**Problem statement:** What follows is a listing to be transcribed exactly.

[Entries from a dataset]
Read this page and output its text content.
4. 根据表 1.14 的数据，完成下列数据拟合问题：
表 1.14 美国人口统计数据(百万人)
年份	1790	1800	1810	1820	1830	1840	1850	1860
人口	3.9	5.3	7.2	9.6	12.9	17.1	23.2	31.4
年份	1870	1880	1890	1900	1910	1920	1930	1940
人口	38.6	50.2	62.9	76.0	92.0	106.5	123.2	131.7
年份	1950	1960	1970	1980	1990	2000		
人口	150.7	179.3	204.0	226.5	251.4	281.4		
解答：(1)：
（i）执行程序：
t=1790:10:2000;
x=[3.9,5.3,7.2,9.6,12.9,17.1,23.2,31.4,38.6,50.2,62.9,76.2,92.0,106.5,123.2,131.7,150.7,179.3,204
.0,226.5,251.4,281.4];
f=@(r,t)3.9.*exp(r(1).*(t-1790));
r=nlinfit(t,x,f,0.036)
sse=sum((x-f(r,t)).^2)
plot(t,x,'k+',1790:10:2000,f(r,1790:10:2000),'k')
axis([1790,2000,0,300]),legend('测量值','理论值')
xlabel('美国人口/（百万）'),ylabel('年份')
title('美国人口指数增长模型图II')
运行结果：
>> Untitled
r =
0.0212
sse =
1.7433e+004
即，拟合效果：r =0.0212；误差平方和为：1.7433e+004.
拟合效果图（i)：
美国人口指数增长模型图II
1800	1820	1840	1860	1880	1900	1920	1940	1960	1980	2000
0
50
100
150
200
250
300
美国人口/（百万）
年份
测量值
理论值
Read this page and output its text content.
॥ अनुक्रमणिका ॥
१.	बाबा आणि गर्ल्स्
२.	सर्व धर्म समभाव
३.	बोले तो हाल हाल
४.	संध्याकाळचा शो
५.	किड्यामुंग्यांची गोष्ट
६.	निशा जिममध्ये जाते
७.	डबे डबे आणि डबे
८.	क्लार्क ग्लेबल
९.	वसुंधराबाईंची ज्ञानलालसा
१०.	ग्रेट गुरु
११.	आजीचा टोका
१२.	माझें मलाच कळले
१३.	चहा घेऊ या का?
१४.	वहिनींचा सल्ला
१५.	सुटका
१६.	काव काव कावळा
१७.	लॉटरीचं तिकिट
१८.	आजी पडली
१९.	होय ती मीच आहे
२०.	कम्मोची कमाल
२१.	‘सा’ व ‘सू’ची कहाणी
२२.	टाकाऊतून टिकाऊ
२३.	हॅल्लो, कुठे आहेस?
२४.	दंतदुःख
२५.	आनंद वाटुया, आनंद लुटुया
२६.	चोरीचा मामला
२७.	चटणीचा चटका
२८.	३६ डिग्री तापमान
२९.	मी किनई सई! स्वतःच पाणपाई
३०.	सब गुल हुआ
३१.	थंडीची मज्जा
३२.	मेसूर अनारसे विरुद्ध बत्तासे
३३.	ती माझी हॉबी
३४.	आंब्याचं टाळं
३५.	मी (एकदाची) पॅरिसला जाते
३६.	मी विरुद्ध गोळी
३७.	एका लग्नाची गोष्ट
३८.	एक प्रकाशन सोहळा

**Full output:**
Read this page and output its text content.
4. 根据表 1.14 的数据，完成下列数据拟合问题：
表 1.14 美国人口统计数据(百万人)
年份	1790	1800	1810	1820	1830	1840	1850	1860
人口	3.9	5.3	7.2	9.6	12.9	17.1	23.2	31.4
年份	1870	1880	1890	1900	1910	1920	1930	1940
人口	38.6	50.2	62.9	76.0	92.0	106.5	123.2	131.7
年份	1950	1960	1970	1980	1990	2000		
人口	150.7	179.3	204.0	226.5	251.4	281.4		
解答：(1)：
（i）执行程序：
t=1790:10:2000;
x=[3.9,5.3,7.2,9.6,12.9,17.1,23.2,31.4,38.6,50.2,62.9,76.2,92.0,106.5,123.2,131.7,150.7,179.3,204
.0,226.5,251.4,281.4];
f=@(r,t)3.9.*exp(r(1).*(t-1790));
r=nlinfit(t,x,f,0.036)
sse=sum((x-f(r,t)).^2)
plot(t,x,'k+',1790:10:2000,f(r,1790:10:2000),'k')
axis([1790,2000,0,300]),legend('测量值','理论值')
xlabel('美国人口/（百万）'),ylabel('年份')
title('美国人口指数增长模型图II')
运行结果：
>> Untitled
r =
0.0212
sse =
1.7433e+004
即，拟合效果：r =0.0212；误差平方和为：1.7433e+004.
拟合效果图（i)：
美国人口指数增长模型图II
1800	1820	1840	1860	1880	1900	1920	1940	1960	1980	2000
0
50
100
150
200
250
300
美国人口/（百万）
年份
测量值
理论值
Read this page and output its text content.
॥ अनुक्रमणिका ॥
१.	बाबा आणि गर्ल्स्
२.	सर्व धर्म समभाव
३.	बोले तो हाल हाल
४.	संध्याकाळचा शो
५.	किड्यामुंग्यांची गोष्ट
६.	निशा जिममध्ये जाते
७.	डबे डबे आणि डबे
८.	क्लार्क ग्लेबल
९.	वसुंधराबाईंची ज्ञानलालसा
१०.	ग्रेट गुरु
११.	आजीचा टोका
१२.	माझें मलाच कळले
१३.	चहा घेऊ या का?
१४.	वहिनींचा सल्ला
१५.	सुटका
१६.	काव काव कावळा
१७.	लॉटरीचं तिकिट
१८.	आजी पडली
१९.	होय ती मीच आहे
२०.	कम्मोची कमाल
२१.	‘सा’ व ‘सू’ची कहाणी
२२.	टाकाऊतून टिकाऊ
२३.	हॅल्लो, कुठे आहेस?
२४.	दंतदुःख
२५.	आनंद वाटुया, आनंद लुटुया
२६.	चोरीचा मामला
२७.	चटणीचा चटका
२८.	३६ डिग्री तापमान
२९.	मी किनई सई! स्वतःच पाणपाई
३०.	सब गुल हुआ
३१.	थंडीची मज्जा
३२.	मेसूर अनारसे विरुद्ध बत्तासे
३३.	ती माझी हॉबी
३४.	आंब्याचं टाळं
३५.	मी (एकदाची) पॅरिसला जाते
३६.	मी विरुद्ध गोळी
३७.	एका लग्नाची गोष्ट
३८.	एक प्रकाशन सोहळा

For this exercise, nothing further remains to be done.